- INPUT DATA:

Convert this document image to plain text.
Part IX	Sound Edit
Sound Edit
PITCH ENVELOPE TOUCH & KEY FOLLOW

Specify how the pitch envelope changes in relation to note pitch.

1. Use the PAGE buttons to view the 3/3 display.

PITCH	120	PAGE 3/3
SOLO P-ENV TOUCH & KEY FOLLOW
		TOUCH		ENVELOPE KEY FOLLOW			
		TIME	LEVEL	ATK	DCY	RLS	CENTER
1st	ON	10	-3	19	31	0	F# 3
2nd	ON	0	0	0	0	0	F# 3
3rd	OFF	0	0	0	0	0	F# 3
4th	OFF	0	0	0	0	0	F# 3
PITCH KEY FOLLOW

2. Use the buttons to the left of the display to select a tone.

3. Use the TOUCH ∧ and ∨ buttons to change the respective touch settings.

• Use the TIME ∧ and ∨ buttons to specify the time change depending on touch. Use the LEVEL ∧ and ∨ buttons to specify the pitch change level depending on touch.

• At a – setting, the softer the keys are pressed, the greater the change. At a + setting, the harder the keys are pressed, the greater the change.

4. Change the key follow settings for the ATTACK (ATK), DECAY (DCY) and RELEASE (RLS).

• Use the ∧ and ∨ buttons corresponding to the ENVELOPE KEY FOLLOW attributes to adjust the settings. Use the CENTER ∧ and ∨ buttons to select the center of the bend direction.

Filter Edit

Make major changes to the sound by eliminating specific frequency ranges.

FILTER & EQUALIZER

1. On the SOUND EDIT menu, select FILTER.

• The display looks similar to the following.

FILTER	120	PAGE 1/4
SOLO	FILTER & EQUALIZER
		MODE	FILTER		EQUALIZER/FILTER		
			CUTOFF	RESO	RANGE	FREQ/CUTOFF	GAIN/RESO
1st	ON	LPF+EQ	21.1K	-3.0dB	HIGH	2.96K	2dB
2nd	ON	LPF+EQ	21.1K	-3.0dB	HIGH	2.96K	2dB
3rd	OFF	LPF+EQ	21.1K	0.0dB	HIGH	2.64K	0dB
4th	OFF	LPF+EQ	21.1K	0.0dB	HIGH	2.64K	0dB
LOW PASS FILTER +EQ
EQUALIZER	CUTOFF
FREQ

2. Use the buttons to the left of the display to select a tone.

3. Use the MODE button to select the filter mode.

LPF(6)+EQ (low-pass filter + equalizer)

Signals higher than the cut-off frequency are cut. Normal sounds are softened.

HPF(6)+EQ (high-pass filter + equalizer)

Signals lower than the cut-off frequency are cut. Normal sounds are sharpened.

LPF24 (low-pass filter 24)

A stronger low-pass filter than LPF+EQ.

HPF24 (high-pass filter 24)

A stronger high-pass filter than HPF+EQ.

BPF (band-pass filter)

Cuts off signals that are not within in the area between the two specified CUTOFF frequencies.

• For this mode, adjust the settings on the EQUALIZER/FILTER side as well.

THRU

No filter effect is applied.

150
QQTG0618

- AIM: Go back to the listing above and please repeat it exactly.

- RESPONSE FOR THIS EXERCISE:
Convert this document image to plain text.
Part IX	Sound Edit
Sound Edit
PITCH ENVELOPE TOUCH & KEY FOLLOW

Specify how the pitch envelope changes in relation to note pitch.

1. Use the PAGE buttons to view the 3/3 display.

PITCH	120	PAGE 3/3
SOLO P-ENV TOUCH & KEY FOLLOW
		TOUCH		ENVELOPE KEY FOLLOW			
		TIME	LEVEL	ATK	DCY	RLS	CENTER
1st	ON	10	-3	19	31	0	F# 3
2nd	ON	0	0	0	0	0	F# 3
3rd	OFF	0	0	0	0	0	F# 3
4th	OFF	0	0	0	0	0	F# 3
PITCH KEY FOLLOW

2. Use the buttons to the left of the display to select a tone.

3. Use the TOUCH ∧ and ∨ buttons to change the respective touch settings.

• Use the TIME ∧ and ∨ buttons to specify the time change depending on touch. Use the LEVEL ∧ and ∨ buttons to specify the pitch change level depending on touch.

• At a – setting, the softer the keys are pressed, the greater the change. At a + setting, the harder the keys are pressed, the greater the change.

4. Change the key follow settings for the ATTACK (ATK), DECAY (DCY) and RELEASE (RLS).

• Use the ∧ and ∨ buttons corresponding to the ENVELOPE KEY FOLLOW attributes to adjust the settings. Use the CENTER ∧ and ∨ buttons to select the center of the bend direction.

Filter Edit

Make major changes to the sound by eliminating specific frequency ranges.

FILTER & EQUALIZER

1. On the SOUND EDIT menu, select FILTER.

• The display looks similar to the following.

FILTER	120	PAGE 1/4
SOLO	FILTER & EQUALIZER
		MODE	FILTER		EQUALIZER/FILTER		
			CUTOFF	RESO	RANGE	FREQ/CUTOFF	GAIN/RESO
1st	ON	LPF+EQ	21.1K	-3.0dB	HIGH	2.96K	2dB
2nd	ON	LPF+EQ	21.1K	-3.0dB	HIGH	2.96K	2dB
3rd	OFF	LPF+EQ	21.1K	0.0dB	HIGH	2.64K	0dB
4th	OFF	LPF+EQ	21.1K	0.0dB	HIGH	2.64K	0dB
LOW PASS FILTER +EQ
EQUALIZER	CUTOFF
FREQ

2. Use the buttons to the left of the display to select a tone.

3. Use the MODE button to select the filter mode.

LPF(6)+EQ (low-pass filter + equalizer)

Signals higher than the cut-off frequency are cut. Normal sounds are softened.

HPF(6)+EQ (high-pass filter + equalizer)

Signals lower than the cut-off frequency are cut. Normal sounds are sharpened.

LPF24 (low-pass filter 24)

A stronger low-pass filter than LPF+EQ.

HPF24 (high-pass filter 24)

A stronger high-pass filter than HPF+EQ.

BPF (band-pass filter)

Cuts off signals that are not within in the area between the two specified CUTOFF frequencies.

• For this mode, adjust the settings on the EQUALIZER/FILTER side as well.

THRU

No filter effect is applied.

150
QQTG0618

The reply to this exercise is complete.